PROBLEM STATEMENT: From the listing below, return each line that includes "гравиметрическую".

EXTRACTED MATERIAL:
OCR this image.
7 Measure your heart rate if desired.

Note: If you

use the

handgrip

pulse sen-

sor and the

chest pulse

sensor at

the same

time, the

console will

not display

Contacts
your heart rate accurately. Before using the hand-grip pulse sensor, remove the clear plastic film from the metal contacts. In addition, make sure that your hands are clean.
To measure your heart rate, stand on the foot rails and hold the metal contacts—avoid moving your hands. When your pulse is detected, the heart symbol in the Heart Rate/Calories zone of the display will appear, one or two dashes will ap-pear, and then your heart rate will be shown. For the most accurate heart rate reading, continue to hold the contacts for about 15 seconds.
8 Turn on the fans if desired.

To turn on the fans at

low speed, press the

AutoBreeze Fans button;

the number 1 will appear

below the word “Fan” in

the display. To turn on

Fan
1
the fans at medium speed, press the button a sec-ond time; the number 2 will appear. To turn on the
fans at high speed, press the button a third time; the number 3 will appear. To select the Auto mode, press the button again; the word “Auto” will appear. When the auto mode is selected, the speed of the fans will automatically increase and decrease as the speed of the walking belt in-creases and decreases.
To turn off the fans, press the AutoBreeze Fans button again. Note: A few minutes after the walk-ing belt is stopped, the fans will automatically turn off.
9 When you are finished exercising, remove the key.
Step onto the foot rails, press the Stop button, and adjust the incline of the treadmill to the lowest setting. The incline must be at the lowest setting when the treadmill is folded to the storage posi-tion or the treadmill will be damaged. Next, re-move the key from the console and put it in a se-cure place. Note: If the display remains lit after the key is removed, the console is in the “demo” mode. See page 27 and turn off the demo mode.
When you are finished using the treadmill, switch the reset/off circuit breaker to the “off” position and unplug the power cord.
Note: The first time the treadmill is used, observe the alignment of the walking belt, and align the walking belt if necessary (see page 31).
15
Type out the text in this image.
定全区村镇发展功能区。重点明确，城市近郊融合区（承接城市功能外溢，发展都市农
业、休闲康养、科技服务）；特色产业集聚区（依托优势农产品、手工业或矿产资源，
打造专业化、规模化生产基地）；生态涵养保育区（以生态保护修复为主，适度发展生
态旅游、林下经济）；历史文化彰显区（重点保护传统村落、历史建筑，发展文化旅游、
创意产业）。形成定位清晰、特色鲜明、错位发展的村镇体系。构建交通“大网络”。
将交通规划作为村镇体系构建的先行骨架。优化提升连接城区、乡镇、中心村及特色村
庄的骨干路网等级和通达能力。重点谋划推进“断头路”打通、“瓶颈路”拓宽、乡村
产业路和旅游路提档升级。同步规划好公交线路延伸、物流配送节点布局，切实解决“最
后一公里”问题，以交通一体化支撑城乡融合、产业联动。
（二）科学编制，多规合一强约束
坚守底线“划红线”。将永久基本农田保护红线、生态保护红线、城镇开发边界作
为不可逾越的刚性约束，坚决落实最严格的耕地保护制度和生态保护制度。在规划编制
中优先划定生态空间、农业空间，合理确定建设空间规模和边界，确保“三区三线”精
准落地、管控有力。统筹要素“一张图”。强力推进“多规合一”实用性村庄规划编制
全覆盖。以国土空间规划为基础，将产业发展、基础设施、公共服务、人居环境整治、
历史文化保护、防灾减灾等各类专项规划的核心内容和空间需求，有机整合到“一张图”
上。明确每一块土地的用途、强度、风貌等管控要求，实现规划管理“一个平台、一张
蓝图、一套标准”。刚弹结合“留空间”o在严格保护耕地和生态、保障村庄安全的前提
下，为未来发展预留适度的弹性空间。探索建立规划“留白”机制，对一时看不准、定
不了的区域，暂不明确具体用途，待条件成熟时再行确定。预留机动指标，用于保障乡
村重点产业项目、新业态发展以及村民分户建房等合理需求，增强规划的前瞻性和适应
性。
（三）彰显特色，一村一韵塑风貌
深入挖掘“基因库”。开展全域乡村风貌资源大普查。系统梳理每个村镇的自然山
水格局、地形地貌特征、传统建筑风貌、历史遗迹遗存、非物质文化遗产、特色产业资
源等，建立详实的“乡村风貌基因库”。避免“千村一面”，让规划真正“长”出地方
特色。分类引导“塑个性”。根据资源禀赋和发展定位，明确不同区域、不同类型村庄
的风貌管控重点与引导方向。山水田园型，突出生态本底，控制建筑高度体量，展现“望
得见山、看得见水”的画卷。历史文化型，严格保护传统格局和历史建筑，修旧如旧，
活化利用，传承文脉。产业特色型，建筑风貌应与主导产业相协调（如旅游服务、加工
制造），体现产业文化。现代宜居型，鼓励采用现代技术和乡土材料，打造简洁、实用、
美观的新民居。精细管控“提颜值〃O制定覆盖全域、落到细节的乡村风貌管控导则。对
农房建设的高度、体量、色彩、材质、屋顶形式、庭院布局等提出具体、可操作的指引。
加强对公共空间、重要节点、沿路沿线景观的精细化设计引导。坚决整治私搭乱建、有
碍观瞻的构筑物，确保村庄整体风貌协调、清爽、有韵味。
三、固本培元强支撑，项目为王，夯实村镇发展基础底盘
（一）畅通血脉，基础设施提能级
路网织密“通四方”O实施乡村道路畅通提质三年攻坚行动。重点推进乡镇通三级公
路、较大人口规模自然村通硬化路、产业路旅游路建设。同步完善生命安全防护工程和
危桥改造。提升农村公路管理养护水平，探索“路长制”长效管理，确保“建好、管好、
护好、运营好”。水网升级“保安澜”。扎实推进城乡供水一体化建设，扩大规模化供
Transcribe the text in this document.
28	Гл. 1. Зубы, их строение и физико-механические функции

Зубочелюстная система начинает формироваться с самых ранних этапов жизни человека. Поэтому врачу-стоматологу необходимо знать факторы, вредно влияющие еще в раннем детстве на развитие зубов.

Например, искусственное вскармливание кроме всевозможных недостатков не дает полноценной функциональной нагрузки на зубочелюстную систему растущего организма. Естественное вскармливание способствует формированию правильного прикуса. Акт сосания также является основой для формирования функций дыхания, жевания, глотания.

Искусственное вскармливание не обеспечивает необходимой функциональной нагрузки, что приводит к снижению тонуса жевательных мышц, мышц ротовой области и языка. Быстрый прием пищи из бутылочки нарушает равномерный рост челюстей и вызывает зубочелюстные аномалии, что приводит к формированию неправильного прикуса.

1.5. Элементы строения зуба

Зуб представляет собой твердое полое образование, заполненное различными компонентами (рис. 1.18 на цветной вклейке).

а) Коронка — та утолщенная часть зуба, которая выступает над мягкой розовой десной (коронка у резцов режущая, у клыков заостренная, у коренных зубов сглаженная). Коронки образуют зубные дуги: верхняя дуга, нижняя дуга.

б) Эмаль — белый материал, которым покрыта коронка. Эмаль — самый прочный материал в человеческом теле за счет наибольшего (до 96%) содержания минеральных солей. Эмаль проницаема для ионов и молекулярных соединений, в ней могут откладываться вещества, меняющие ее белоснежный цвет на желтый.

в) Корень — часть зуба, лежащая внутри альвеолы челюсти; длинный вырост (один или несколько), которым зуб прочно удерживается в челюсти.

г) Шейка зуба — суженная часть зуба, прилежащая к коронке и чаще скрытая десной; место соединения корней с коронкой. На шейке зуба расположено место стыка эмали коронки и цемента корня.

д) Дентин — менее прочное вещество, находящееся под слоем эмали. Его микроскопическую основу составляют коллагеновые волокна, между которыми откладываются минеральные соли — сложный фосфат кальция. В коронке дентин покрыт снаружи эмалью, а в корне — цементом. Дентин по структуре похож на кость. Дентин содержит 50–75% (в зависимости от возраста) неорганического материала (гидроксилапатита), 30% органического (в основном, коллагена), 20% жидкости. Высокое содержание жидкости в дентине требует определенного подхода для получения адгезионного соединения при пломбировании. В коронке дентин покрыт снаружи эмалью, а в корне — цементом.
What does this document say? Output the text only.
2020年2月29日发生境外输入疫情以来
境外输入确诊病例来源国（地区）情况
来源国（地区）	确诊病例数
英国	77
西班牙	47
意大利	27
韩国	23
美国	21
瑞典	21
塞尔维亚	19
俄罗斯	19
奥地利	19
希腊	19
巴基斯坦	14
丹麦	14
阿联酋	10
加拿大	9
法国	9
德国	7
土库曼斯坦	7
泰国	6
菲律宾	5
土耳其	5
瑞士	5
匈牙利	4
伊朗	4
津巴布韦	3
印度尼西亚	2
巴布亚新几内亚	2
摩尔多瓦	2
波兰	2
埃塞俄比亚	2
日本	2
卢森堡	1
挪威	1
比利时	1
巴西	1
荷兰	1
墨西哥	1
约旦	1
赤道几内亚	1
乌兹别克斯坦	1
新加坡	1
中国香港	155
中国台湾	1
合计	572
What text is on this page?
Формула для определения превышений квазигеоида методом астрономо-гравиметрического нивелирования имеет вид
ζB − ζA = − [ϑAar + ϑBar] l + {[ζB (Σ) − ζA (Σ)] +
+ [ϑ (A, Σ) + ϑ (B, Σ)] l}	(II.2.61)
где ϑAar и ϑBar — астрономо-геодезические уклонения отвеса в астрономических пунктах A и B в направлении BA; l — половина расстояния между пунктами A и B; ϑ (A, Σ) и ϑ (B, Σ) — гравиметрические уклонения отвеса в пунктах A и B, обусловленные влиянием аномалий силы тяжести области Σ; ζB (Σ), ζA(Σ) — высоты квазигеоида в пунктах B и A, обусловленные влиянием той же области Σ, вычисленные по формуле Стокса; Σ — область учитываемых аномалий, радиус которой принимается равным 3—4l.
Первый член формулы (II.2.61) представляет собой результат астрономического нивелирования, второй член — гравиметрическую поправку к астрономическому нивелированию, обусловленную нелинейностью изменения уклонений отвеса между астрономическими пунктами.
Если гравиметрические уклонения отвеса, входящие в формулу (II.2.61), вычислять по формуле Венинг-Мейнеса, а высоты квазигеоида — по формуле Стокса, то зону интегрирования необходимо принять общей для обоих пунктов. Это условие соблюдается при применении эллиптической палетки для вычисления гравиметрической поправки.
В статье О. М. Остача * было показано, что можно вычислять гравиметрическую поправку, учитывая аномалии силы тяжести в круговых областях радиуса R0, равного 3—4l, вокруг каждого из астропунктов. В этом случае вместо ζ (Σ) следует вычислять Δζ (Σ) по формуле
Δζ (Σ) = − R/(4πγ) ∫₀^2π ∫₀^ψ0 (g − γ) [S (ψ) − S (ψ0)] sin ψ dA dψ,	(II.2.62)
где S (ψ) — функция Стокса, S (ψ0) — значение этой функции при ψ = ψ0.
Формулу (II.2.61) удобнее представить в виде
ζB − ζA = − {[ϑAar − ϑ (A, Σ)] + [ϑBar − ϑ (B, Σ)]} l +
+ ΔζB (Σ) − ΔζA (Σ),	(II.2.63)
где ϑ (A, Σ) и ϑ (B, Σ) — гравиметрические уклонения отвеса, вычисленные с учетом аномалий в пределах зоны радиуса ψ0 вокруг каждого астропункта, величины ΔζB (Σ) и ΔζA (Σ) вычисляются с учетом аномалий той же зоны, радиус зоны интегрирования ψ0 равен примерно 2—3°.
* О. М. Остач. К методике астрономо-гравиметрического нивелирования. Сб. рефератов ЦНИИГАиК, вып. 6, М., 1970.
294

FULL OUTPUT:
Первый член формулы (II.2.61) представляет собой результат астрономического нивелирования, второй член — гравиметрическую поправку к астрономическому нивелированию, обусловленную нелинейностью изменения уклонений отвеса между астрономическими пунктами.
В статье О. М. Остача * было показано, что можно вычислять гравиметрическую поправку, учитывая аномалии силы тяжести в круговых областях радиуса R0, равного 3—4l, вокруг каждого из астропунктов. В этом случае вместо ζ (Σ) следует вычислять Δζ (Σ) по формуле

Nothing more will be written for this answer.